Data entries
[Start]

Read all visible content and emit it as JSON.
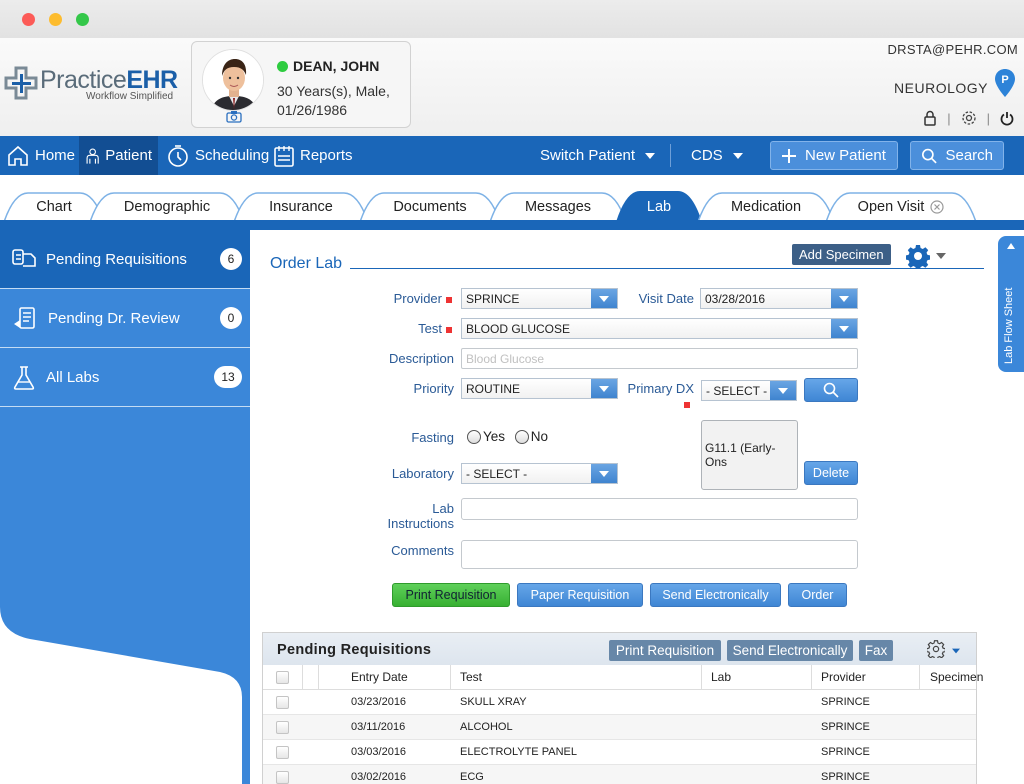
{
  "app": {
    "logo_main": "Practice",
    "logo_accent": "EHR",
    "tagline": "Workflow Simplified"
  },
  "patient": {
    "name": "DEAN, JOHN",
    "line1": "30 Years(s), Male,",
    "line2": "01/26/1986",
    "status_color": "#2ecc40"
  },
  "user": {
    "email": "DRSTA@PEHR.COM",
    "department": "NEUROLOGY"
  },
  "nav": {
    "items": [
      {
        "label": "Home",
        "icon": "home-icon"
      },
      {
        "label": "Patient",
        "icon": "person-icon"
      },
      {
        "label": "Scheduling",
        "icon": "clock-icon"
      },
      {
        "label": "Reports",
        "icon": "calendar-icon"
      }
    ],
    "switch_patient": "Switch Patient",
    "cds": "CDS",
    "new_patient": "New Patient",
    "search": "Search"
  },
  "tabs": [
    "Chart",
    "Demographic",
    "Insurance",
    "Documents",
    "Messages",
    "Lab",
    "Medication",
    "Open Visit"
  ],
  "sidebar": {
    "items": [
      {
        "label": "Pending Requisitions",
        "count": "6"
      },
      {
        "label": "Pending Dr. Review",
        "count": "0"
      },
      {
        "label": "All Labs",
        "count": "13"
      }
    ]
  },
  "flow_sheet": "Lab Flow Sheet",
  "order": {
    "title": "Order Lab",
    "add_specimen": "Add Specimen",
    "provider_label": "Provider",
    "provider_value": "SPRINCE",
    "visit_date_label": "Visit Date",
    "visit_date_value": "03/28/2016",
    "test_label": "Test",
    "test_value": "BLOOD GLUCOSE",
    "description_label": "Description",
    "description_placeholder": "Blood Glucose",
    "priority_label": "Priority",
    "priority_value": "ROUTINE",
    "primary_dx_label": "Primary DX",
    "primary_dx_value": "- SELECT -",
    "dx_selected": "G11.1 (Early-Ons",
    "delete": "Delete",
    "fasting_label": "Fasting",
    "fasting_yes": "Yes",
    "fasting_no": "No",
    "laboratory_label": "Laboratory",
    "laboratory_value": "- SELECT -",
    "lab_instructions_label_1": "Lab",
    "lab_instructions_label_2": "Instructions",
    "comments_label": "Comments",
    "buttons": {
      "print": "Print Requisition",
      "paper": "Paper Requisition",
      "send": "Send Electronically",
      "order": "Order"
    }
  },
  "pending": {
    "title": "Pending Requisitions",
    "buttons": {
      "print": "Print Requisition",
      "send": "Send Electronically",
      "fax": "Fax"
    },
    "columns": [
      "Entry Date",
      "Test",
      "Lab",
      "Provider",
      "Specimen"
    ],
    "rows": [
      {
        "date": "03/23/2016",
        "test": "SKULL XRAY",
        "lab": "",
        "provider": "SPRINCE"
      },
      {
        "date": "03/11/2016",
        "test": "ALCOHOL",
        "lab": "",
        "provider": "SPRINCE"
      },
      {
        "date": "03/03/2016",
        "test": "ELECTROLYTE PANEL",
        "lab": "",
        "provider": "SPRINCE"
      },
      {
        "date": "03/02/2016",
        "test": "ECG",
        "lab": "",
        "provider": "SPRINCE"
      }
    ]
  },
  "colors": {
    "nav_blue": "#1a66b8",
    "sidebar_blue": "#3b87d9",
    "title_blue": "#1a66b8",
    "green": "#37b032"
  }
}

[End]

Aim —
Pictures stay out; repeat all the rest of the records exactly.

Complete response —
Read all visible content and emit it as JSON.
{
  "app": {
    "logo_main": "Practice",
    "logo_accent": "EHR",
    "tagline": "Workflow Simplified"
  },
  "patient": {
    "name": "DEAN, JOHN",
    "line1": "30 Years(s), Male,",
    "line2": "01/26/1986",
    "status_color": "#2ecc40"
  },
  "user": {
    "email": "DRSTA@PEHR.COM",
    "department": "NEUROLOGY"
  },
  "nav": {
    "items": [
      {
        "label": "Home",
        "icon": "home-icon"
      },
      {
        "label": "Patient",
        "icon": "person-icon"
      },
      {
        "label": "Scheduling",
        "icon": "clock-icon"
      },
      {
        "label": "Reports",
        "icon": "calendar-icon"
      }
    ],
    "switch_patient": "Switch Patient",
    "cds": "CDS",
    "new_patient": "New Patient",
    "search": "Search"
  },
  "tabs": [
    "Chart",
    "Demographic",
    "Insurance",
    "Documents",
    "Messages",
    "Lab",
    "Medication",
    "Open Visit"
  ],
  "sidebar": {
    "items": [
      {
        "label": "Pending Requisitions",
        "count": "6"
      },
      {
        "label": "Pending Dr. Review",
        "count": "0"
      },
      {
        "label": "All Labs",
        "count": "13"
      }
    ]
  },
  "flow_sheet": "Lab Flow Sheet",
  "order": {
    "title": "Order Lab",
    "add_specimen": "Add Specimen",
    "provider_label": "Provider",
    "provider_value": "SPRINCE",
    "visit_date_label": "Visit Date",
    "visit_date_value": "03/28/2016",
    "test_label": "Test",
    "test_value": "BLOOD GLUCOSE",
    "description_label": "Description",
    "description_placeholder": "Blood Glucose",
    "priority_label": "Priority",
    "priority_value": "ROUTINE",
    "primary_dx_label": "Primary DX",
    "primary_dx_value": "- SELECT -",
    "dx_selected": "G11.1 (Early-Ons",
    "delete": "Delete",
    "fasting_label": "Fasting",
    "fasting_yes": "Yes",
    "fasting_no": "No",
    "laboratory_label": "Laboratory",
    "laboratory_value": "- SELECT -",
    "lab_instructions_label_1": "Lab",
    "lab_instructions_label_2": "Instructions",
    "comments_label": "Comments",
    "buttons": {
      "print": "Print Requisition",
      "paper": "Paper Requisition",
      "send": "Send Electronically",
      "order": "Order"
    }
  },
  "pending": {
    "title": "Pending Requisitions",
    "buttons": {
      "print": "Print Requisition",
      "send": "Send Electronically",
      "fax": "Fax"
    },
    "columns": [
      "Entry Date",
      "Test",
      "Lab",
      "Provider",
      "Specimen"
    ],
    "rows": [
      {
        "date": "03/23/2016",
        "test": "SKULL XRAY",
        "lab": "",
        "provider": "SPRINCE"
      },
      {
        "date": "03/11/2016",
        "test": "ALCOHOL",
        "lab": "",
        "provider": "SPRINCE"
      },
      {
        "date": "03/03/2016",
        "test": "ELECTROLYTE PANEL",
        "lab": "",
        "provider": "SPRINCE"
      },
      {
        "date": "03/02/2016",
        "test": "ECG",
        "lab": "",
        "provider": "SPRINCE"
      }
    ]
  },
  "colors": {
    "nav_blue": "#1a66b8",
    "sidebar_blue": "#3b87d9",
    "title_blue": "#1a66b8",
    "green": "#37b032"
  }
}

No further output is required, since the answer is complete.